* _Problem to work on_
Copy out every line in which the string "Project" occurs.
++++
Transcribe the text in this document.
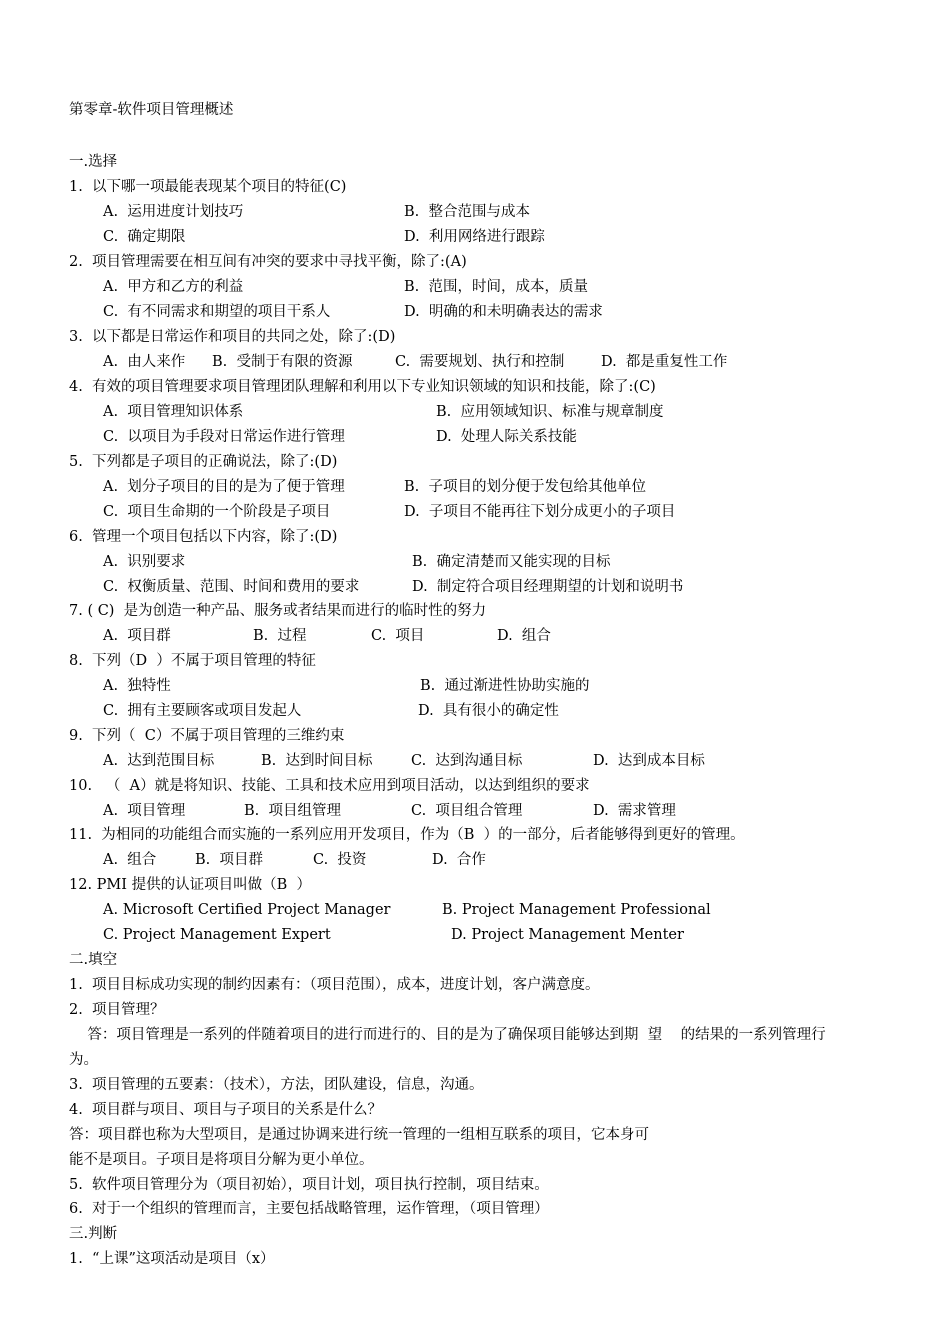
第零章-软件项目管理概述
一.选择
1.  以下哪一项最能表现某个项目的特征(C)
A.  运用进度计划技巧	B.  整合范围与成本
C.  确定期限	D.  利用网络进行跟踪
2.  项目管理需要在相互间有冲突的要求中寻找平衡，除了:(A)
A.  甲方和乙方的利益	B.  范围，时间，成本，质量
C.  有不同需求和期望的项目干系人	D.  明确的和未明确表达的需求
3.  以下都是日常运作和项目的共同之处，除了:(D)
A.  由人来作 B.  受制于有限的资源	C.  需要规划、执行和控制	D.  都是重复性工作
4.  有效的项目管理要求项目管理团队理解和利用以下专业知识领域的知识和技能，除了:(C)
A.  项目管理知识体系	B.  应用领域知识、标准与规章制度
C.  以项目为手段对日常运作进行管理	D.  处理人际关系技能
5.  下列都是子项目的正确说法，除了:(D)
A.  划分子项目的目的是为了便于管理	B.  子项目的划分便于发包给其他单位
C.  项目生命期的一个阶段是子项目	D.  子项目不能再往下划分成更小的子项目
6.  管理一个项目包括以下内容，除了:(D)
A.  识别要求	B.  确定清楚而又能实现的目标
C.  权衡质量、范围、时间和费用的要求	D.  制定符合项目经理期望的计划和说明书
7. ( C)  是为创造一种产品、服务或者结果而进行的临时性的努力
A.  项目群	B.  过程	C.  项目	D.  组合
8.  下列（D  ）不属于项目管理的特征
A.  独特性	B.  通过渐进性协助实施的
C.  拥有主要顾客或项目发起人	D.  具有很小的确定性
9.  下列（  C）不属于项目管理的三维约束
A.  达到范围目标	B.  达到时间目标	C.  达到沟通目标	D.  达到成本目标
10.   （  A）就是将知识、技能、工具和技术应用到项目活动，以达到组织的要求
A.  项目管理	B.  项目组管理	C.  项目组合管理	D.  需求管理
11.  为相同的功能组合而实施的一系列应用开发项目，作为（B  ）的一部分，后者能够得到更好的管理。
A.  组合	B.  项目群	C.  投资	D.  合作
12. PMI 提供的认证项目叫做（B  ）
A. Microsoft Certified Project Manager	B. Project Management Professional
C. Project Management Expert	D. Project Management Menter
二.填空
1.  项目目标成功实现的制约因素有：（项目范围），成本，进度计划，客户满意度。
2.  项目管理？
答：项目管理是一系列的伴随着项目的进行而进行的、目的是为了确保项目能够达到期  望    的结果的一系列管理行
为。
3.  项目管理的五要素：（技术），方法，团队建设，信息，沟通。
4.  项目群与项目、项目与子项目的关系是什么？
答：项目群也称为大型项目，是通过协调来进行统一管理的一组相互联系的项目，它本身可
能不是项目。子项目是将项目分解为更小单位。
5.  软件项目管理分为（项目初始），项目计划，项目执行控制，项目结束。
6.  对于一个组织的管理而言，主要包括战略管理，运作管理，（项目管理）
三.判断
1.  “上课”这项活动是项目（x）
++++
* _Task result_
A. Microsoft Certified Project Manager	B. Project Management Professional
C. Project Management Expert	D. Project Management Menter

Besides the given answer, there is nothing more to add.